■ **Challenge**: Repeat every line of the data exactly, but not the pictures.

■ **Provided records**:
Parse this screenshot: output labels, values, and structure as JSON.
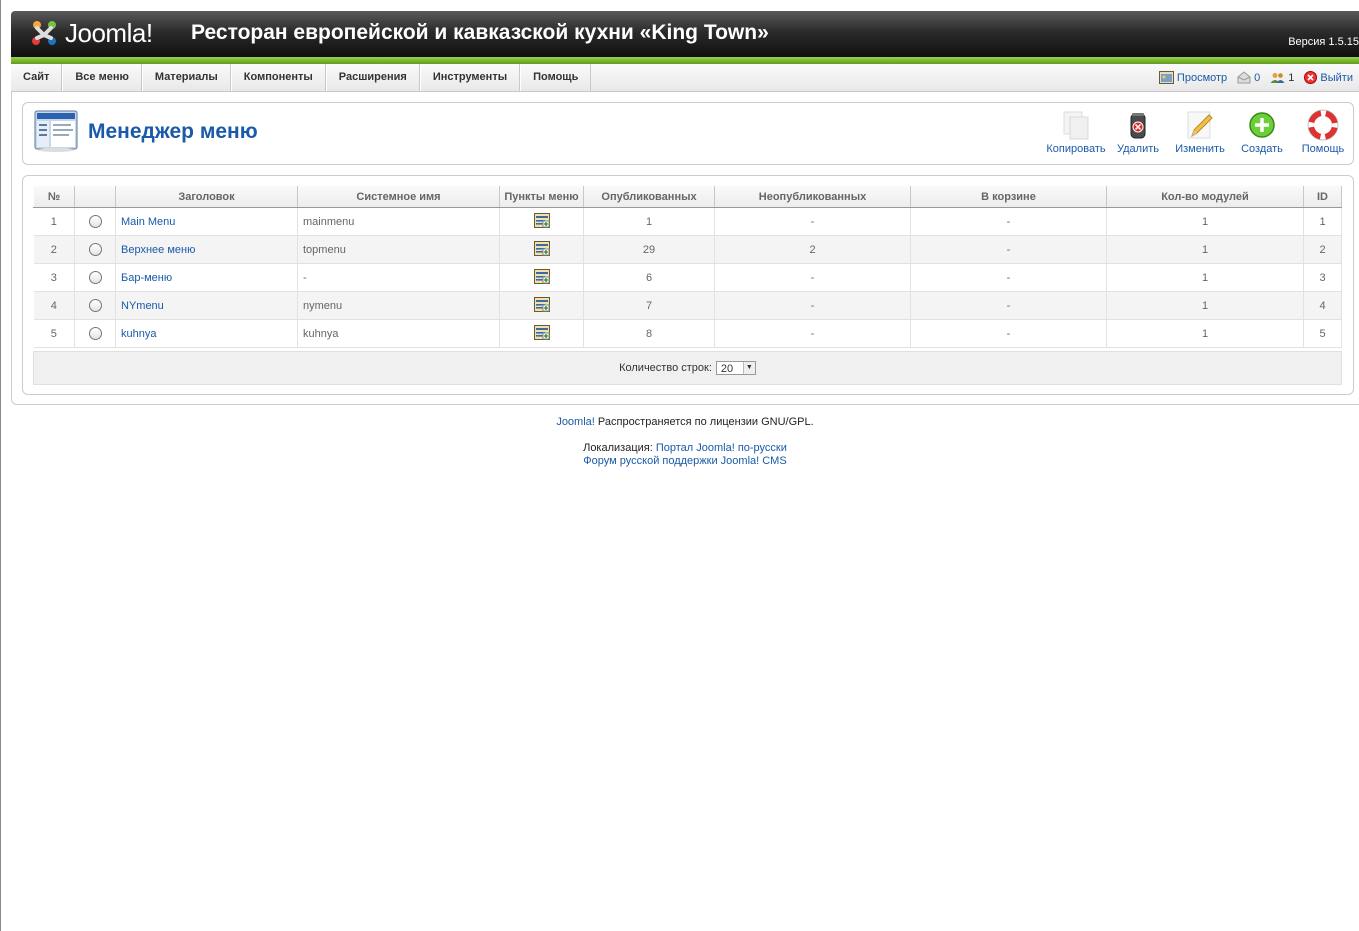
{
  "header": {
    "logo_text": "Joomla!",
    "site_title": "Ресторан европейской и кавказской кухни «King Town»",
    "version": "Версия 1.5.15"
  },
  "menubar": {
    "items": [
      "Сайт",
      "Все меню",
      "Материалы",
      "Компоненты",
      "Расширения",
      "Инструменты",
      "Помощь"
    ],
    "preview_label": "Просмотр",
    "messages_count": "0",
    "users_count": "1",
    "logout_label": "Выйти"
  },
  "toolbar": {
    "page_title": "Менеджер меню",
    "copy_label": "Копировать",
    "delete_label": "Удалить",
    "edit_label": "Изменить",
    "new_label": "Создать",
    "help_label": "Помощь"
  },
  "table": {
    "columns": [
      "№",
      "",
      "Заголовок",
      "Системное имя",
      "Пункты меню",
      "Опубликованных",
      "Неопубликованных",
      "В корзине",
      "Кол-во модулей",
      "ID"
    ],
    "rows": [
      {
        "num": "1",
        "title": "Main Menu",
        "system": "mainmenu",
        "published": "1",
        "unpublished": "-",
        "trash": "-",
        "modules": "1",
        "id": "1"
      },
      {
        "num": "2",
        "title": "Верхнее меню",
        "system": "topmenu",
        "published": "29",
        "unpublished": "2",
        "trash": "-",
        "modules": "1",
        "id": "2"
      },
      {
        "num": "3",
        "title": "Бар-меню",
        "system": "-",
        "published": "6",
        "unpublished": "-",
        "trash": "-",
        "modules": "1",
        "id": "3"
      },
      {
        "num": "4",
        "title": "NYmenu",
        "system": "nymenu",
        "published": "7",
        "unpublished": "-",
        "trash": "-",
        "modules": "1",
        "id": "4"
      },
      {
        "num": "5",
        "title": "kuhnya",
        "system": "kuhnya",
        "published": "8",
        "unpublished": "-",
        "trash": "-",
        "modules": "1",
        "id": "5"
      }
    ],
    "limit_label": "Количество строк:",
    "limit_value": "20"
  },
  "footer": {
    "joomla_link": "Joomla!",
    "license_text": " Распространяется по лицензии GNU/GPL.",
    "localization_label": "Локализация: ",
    "portal_link": "Портал Joomla! по-русски",
    "forum_link": "Форум русской поддержки Joomla! CMS"
  }
}
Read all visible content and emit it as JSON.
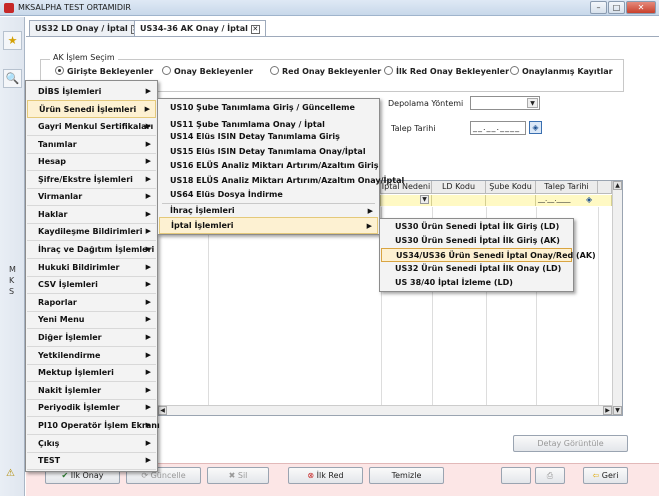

■ **Task solution**:
Parse this screenshot: output labels, values, and structure as JSON.
{
  "header": {
    "logo_text": "Joomla!",
    "site_title": "Ресторан европейской и кавказской кухни «King Town»",
    "version": "Версия 1.5.15"
  },
  "menubar": {
    "items": [
      "Сайт",
      "Все меню",
      "Материалы",
      "Компоненты",
      "Расширения",
      "Инструменты",
      "Помощь"
    ],
    "preview_label": "Просмотр",
    "messages_count": "0",
    "users_count": "1",
    "logout_label": "Выйти"
  },
  "toolbar": {
    "page_title": "Менеджер меню",
    "copy_label": "Копировать",
    "delete_label": "Удалить",
    "edit_label": "Изменить",
    "new_label": "Создать",
    "help_label": "Помощь"
  },
  "table": {
    "columns": [
      "№",
      "",
      "Заголовок",
      "Системное имя",
      "Пункты меню",
      "Опубликованных",
      "Неопубликованных",
      "В корзине",
      "Кол-во модулей",
      "ID"
    ],
    "rows": [
      {
        "num": "1",
        "title": "Main Menu",
        "system": "mainmenu",
        "published": "1",
        "unpublished": "-",
        "trash": "-",
        "modules": "1",
        "id": "1"
      },
      {
        "num": "2",
        "title": "Верхнее меню",
        "system": "topmenu",
        "published": "29",
        "unpublished": "2",
        "trash": "-",
        "modules": "1",
        "id": "2"
      },
      {
        "num": "3",
        "title": "Бар-меню",
        "system": "-",
        "published": "6",
        "unpublished": "-",
        "trash": "-",
        "modules": "1",
        "id": "3"
      },
      {
        "num": "4",
        "title": "NYmenu",
        "system": "nymenu",
        "published": "7",
        "unpublished": "-",
        "trash": "-",
        "modules": "1",
        "id": "4"
      },
      {
        "num": "5",
        "title": "kuhnya",
        "system": "kuhnya",
        "published": "8",
        "unpublished": "-",
        "trash": "-",
        "modules": "1",
        "id": "5"
      }
    ],
    "limit_label": "Количество строк:",
    "limit_value": "20"
  },
  "footer": {
    "joomla_link": "Joomla!",
    "license_text": " Распространяется по лицензии GNU/GPL.",
    "localization_label": "Локализация: ",
    "portal_link": "Портал Joomla! по-русски",
    "forum_link": "Форум русской поддержки Joomla! CMS"
  }
}
Read all visible content and emit it as JSON.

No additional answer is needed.